THE EXERCISE:
Everything from the line with "Transcribe this chart's" through the line with "Convert this screenshot" should be repeated exactly, both of those lines included, and nothing else.

INFORMATION SUPPLIED:
******

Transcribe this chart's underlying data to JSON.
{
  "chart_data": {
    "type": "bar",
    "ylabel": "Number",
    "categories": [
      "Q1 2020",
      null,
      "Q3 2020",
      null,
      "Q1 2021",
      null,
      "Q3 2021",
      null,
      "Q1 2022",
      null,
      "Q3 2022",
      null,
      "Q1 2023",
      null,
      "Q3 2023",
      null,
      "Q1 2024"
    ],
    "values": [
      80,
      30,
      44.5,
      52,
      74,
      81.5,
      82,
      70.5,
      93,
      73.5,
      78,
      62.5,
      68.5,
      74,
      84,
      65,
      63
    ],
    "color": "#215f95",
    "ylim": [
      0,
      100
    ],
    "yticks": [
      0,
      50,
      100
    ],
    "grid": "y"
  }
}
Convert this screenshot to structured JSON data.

******

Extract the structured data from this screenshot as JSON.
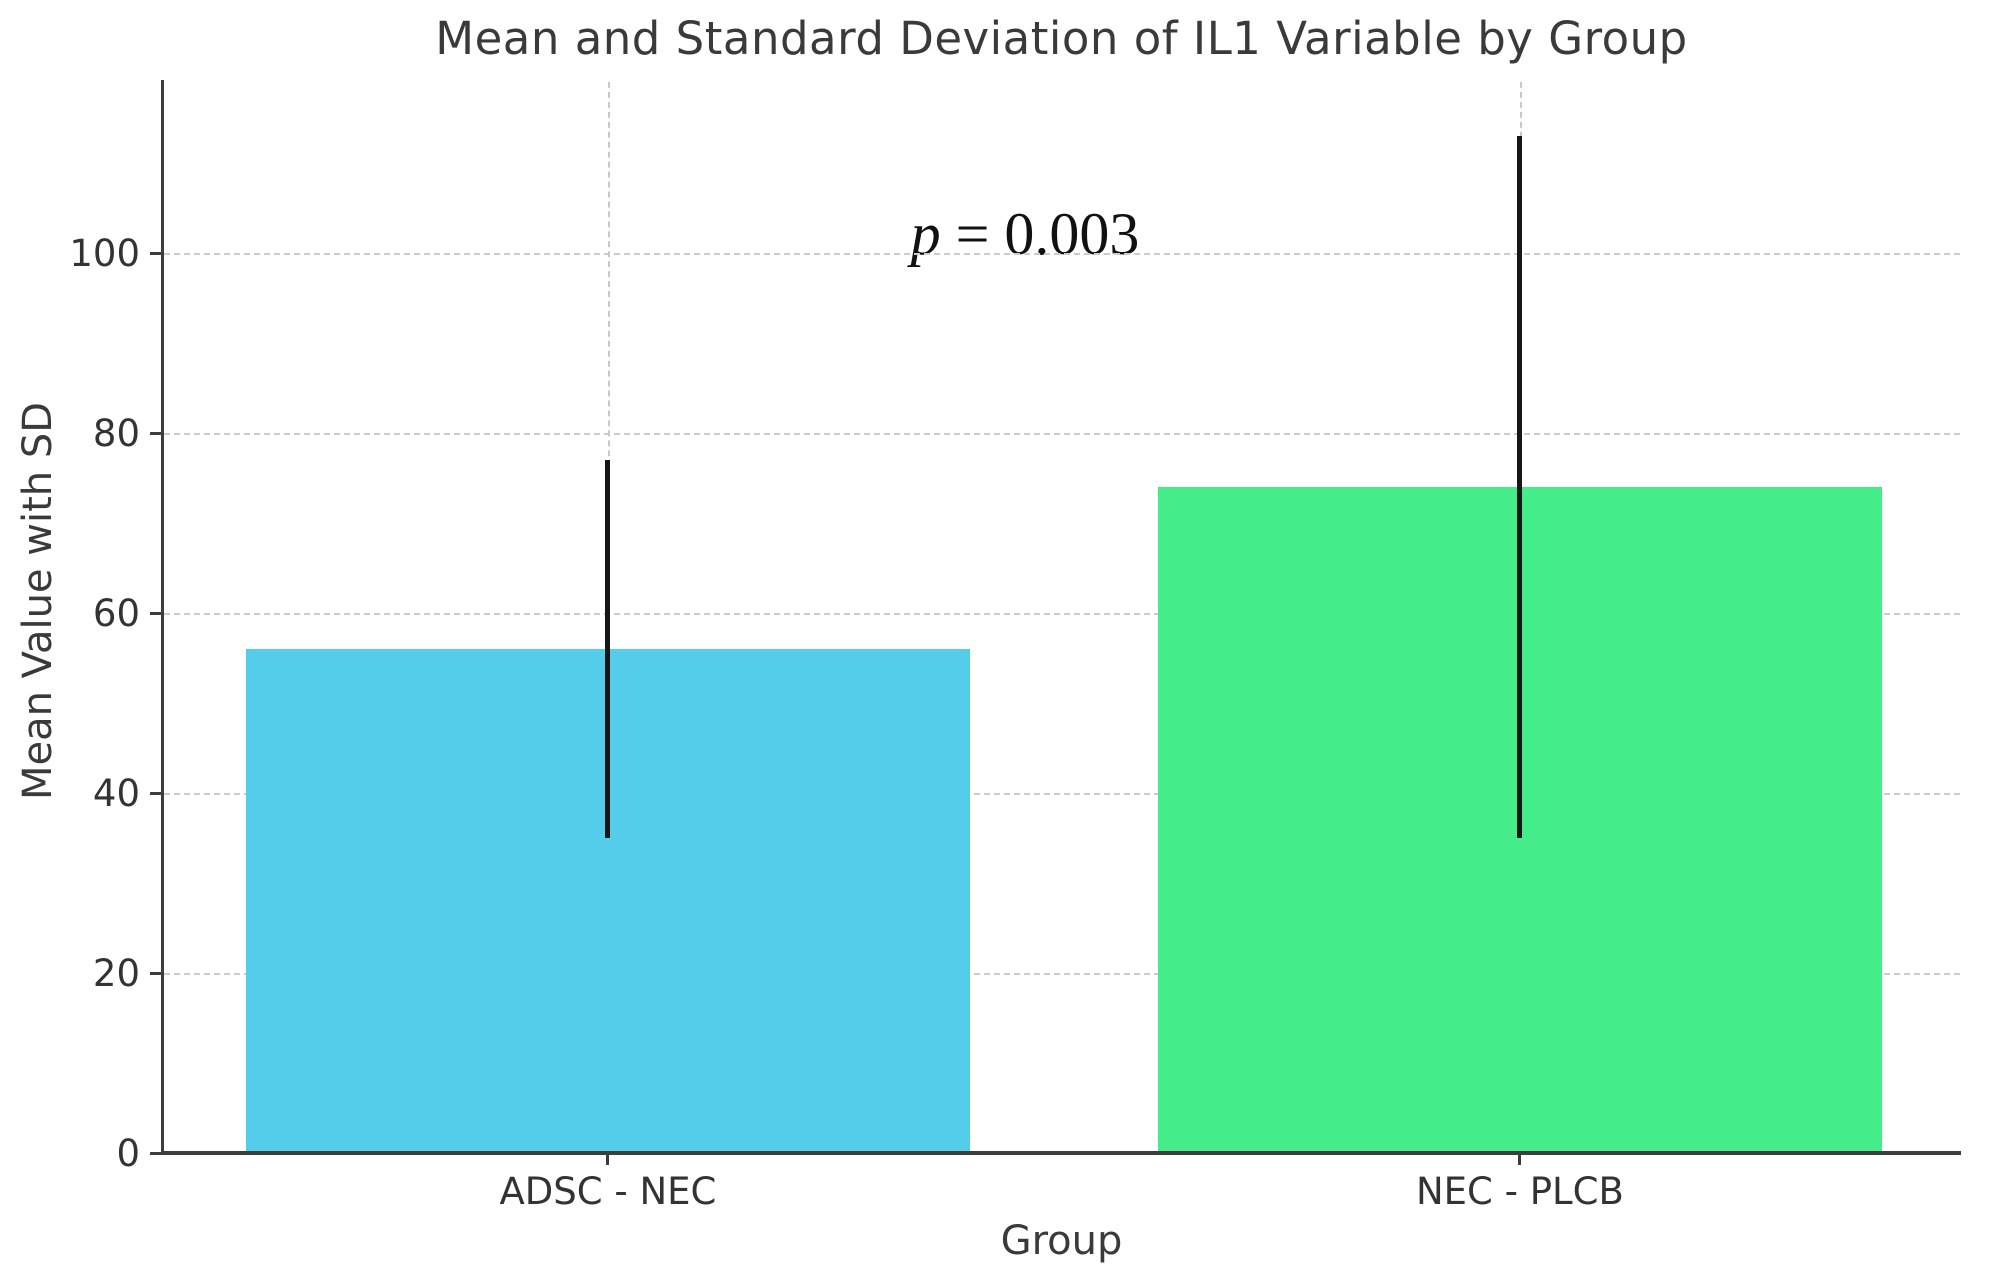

******

RESULT FOR THIS EXERCISE:
Transcribe this chart's underlying data to JSON.
{
  "chart_data": {
    "type": "bar",
    "ylabel": "Number",
    "categories": [
      "Q1 2020",
      null,
      "Q3 2020",
      null,
      "Q1 2021",
      null,
      "Q3 2021",
      null,
      "Q1 2022",
      null,
      "Q3 2022",
      null,
      "Q1 2023",
      null,
      "Q3 2023",
      null,
      "Q1 2024"
    ],
    "values": [
      80,
      30,
      44.5,
      52,
      74,
      81.5,
      82,
      70.5,
      93,
      73.5,
      78,
      62.5,
      68.5,
      74,
      84,
      65,
      63
    ],
    "color": "#215f95",
    "ylim": [
      0,
      100
    ],
    "yticks": [
      0,
      50,
      100
    ],
    "grid": "y"
  }
}
Convert this screenshot to structured JSON data.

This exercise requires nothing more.